* AVAILABLE DATA
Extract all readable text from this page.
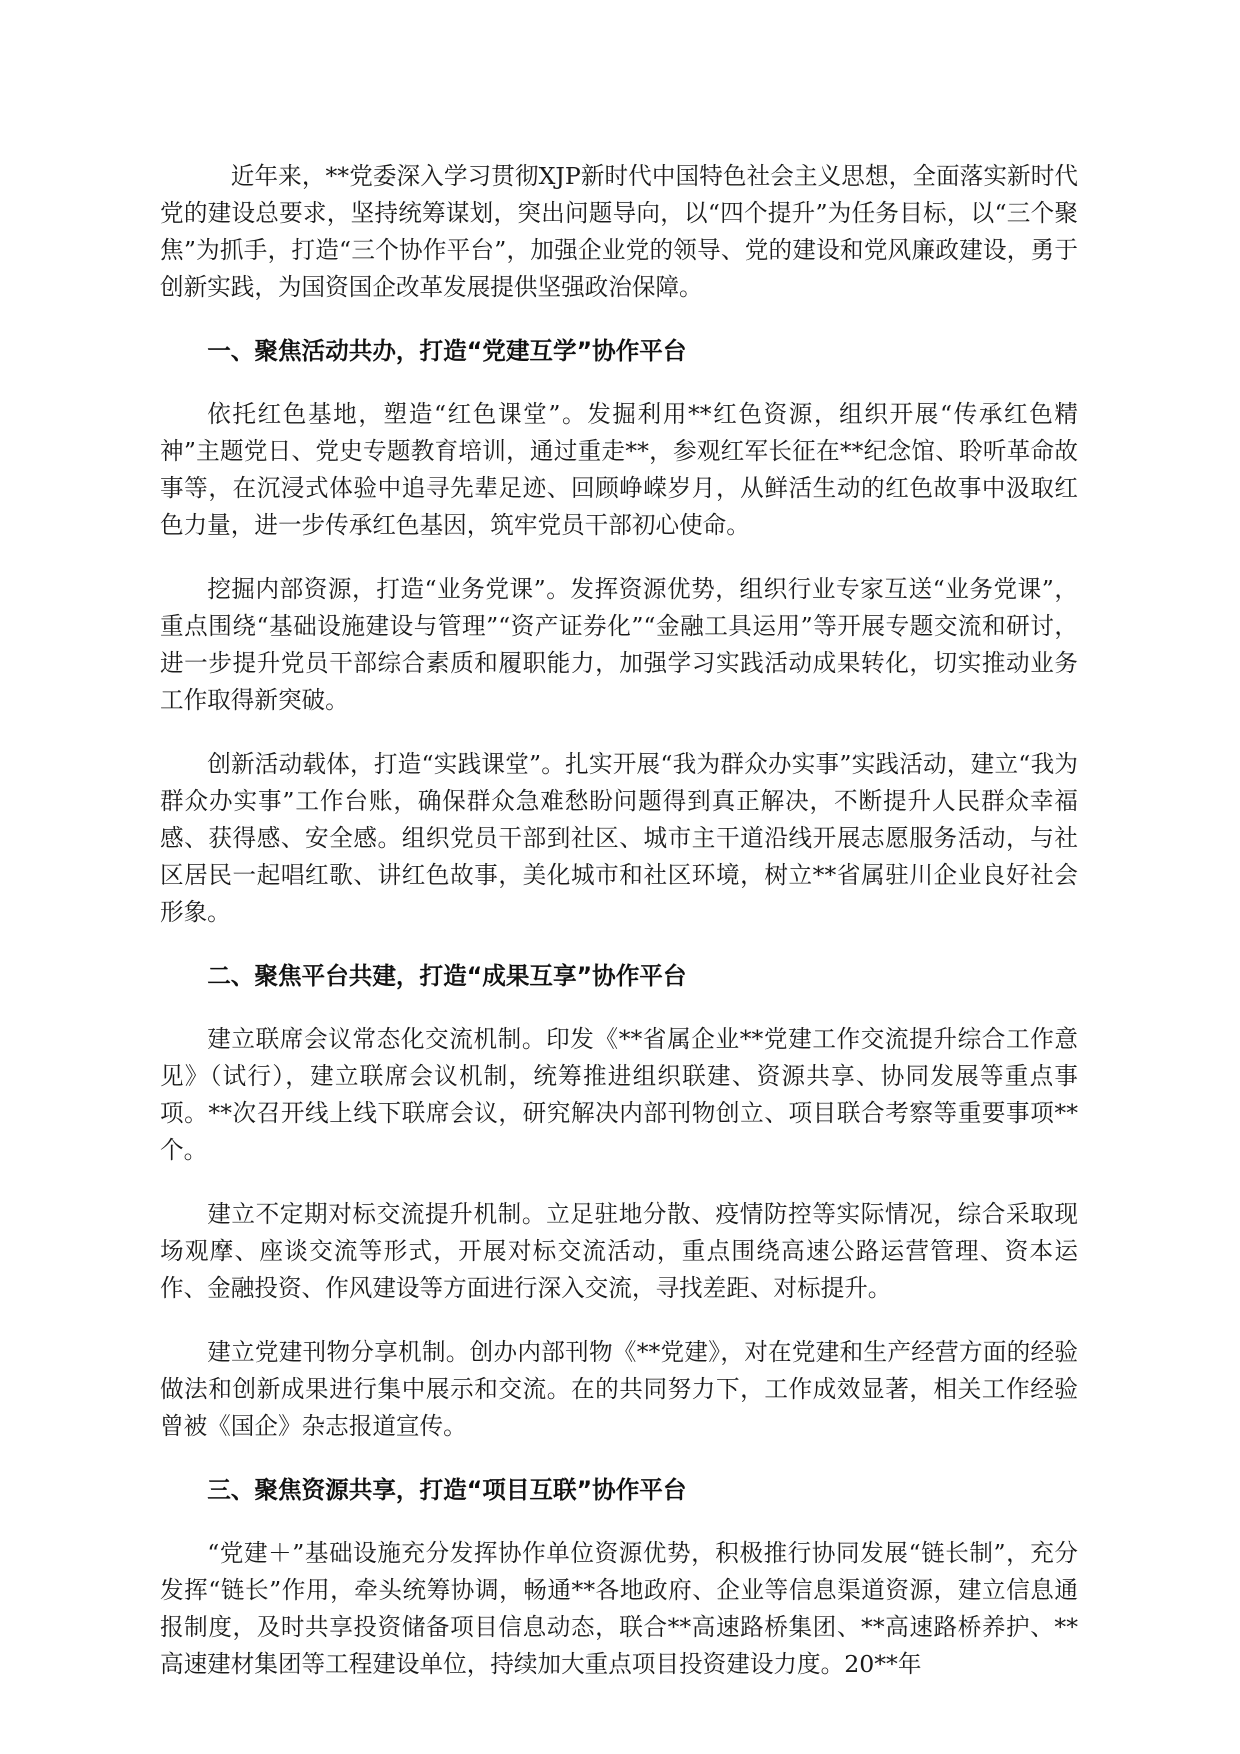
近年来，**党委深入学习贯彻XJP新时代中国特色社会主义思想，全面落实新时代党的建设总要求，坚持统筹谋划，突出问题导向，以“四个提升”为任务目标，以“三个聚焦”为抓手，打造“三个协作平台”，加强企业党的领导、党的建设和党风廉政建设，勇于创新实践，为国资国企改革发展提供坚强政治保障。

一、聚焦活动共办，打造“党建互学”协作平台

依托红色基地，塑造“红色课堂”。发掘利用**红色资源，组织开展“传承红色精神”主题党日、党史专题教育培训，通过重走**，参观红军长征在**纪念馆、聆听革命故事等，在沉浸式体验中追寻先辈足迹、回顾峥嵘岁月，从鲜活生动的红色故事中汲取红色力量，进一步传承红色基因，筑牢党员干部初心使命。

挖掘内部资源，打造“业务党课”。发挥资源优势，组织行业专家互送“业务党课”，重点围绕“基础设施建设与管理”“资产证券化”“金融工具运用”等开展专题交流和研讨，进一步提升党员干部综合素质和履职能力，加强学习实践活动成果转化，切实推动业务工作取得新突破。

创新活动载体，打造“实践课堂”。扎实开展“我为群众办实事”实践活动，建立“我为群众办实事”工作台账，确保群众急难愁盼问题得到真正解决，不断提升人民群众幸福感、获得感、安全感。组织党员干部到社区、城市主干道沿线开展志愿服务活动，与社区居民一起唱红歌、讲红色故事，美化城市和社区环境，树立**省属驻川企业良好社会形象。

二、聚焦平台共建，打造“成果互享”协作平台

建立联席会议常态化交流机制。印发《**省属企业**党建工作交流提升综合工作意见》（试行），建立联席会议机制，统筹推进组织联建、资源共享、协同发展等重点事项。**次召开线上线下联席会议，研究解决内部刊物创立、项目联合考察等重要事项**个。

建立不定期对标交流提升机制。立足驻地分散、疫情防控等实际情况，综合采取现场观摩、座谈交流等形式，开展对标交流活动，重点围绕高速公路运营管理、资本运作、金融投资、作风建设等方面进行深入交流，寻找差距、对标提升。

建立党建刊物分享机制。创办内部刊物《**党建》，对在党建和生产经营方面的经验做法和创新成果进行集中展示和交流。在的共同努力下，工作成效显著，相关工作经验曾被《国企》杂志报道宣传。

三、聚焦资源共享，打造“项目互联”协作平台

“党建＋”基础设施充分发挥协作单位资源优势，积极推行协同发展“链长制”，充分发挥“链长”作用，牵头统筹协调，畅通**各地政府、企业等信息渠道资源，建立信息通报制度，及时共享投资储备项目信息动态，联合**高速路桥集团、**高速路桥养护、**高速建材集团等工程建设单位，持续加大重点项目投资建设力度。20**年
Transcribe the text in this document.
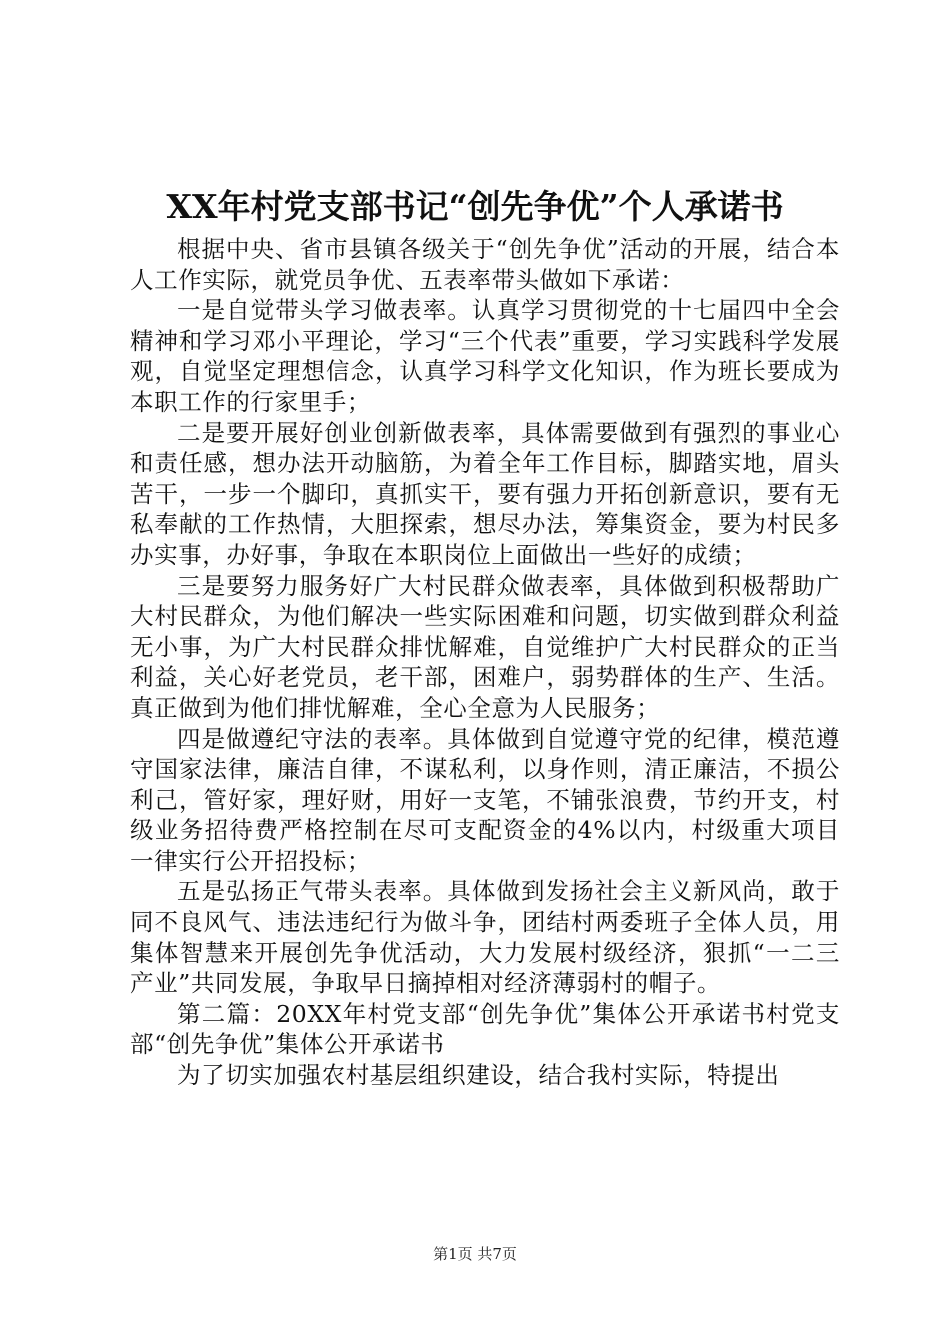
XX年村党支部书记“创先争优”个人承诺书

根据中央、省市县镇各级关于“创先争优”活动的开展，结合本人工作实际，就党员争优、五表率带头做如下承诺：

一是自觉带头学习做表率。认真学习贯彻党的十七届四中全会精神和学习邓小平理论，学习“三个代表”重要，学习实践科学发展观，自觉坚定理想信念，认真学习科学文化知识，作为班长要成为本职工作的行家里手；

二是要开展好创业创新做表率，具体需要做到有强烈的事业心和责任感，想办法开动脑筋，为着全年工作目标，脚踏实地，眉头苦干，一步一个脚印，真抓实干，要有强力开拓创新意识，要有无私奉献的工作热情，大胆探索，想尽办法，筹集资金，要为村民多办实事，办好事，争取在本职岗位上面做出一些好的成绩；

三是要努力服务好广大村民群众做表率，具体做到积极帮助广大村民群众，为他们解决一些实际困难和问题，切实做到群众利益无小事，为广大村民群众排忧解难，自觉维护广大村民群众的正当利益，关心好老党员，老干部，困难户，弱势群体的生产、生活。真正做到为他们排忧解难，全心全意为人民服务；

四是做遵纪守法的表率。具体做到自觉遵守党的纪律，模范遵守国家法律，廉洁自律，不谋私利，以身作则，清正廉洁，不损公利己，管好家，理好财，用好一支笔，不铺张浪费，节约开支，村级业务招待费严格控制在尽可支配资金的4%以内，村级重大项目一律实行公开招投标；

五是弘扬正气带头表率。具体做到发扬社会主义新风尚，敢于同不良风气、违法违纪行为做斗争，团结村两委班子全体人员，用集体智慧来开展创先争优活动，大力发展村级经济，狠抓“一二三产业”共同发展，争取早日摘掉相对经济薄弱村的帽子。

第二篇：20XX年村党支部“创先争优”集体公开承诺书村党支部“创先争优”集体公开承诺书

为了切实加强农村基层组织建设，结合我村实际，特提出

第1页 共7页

==

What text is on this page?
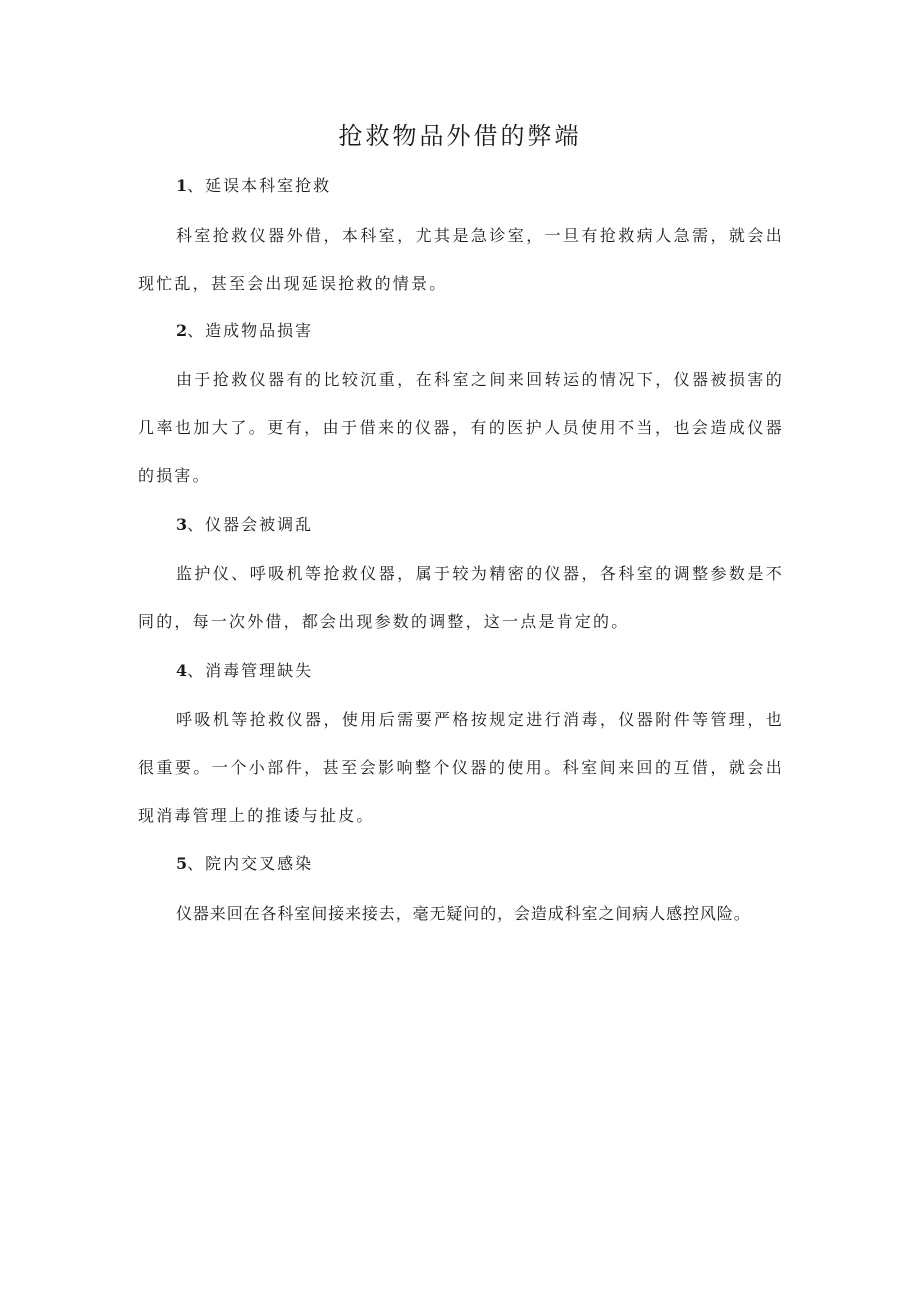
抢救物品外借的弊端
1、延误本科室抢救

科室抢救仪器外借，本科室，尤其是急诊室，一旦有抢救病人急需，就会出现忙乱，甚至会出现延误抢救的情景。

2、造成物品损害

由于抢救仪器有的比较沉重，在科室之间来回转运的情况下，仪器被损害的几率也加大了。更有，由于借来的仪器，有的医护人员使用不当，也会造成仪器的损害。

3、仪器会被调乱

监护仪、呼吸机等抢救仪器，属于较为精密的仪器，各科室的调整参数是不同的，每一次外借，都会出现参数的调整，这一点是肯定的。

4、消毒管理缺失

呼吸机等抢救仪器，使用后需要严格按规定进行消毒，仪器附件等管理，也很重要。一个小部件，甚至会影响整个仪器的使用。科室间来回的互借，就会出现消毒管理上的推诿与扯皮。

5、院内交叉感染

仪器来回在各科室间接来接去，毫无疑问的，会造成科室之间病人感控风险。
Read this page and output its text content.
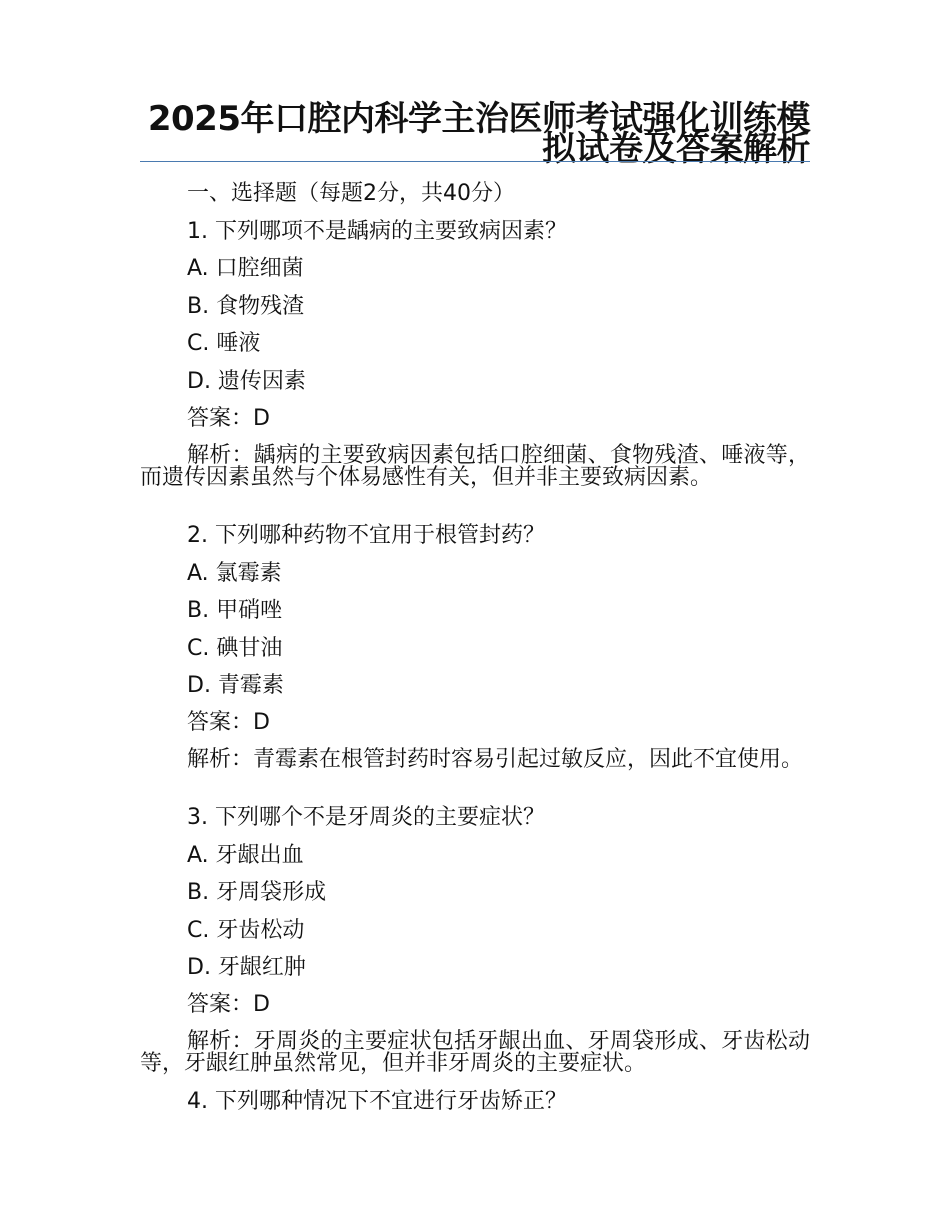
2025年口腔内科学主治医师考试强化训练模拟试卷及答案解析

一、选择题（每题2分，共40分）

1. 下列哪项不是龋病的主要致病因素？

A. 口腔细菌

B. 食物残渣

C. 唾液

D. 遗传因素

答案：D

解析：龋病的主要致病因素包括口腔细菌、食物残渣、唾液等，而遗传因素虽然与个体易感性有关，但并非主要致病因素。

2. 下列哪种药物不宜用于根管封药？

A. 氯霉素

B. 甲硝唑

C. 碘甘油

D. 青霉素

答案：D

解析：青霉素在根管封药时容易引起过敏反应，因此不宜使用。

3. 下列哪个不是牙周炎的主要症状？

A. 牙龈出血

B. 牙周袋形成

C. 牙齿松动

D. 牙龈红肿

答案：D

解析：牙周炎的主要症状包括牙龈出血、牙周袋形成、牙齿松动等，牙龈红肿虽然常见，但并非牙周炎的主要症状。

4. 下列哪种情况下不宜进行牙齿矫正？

* EXERCISE PROMPT
Pick out every line of the listing containing the word "this", and show those lines.

* EXERCISE RESPONSE
Extract all readable text from this page.
Transcribe the text in this document.
What text is on this page?
Read this page and output its text content.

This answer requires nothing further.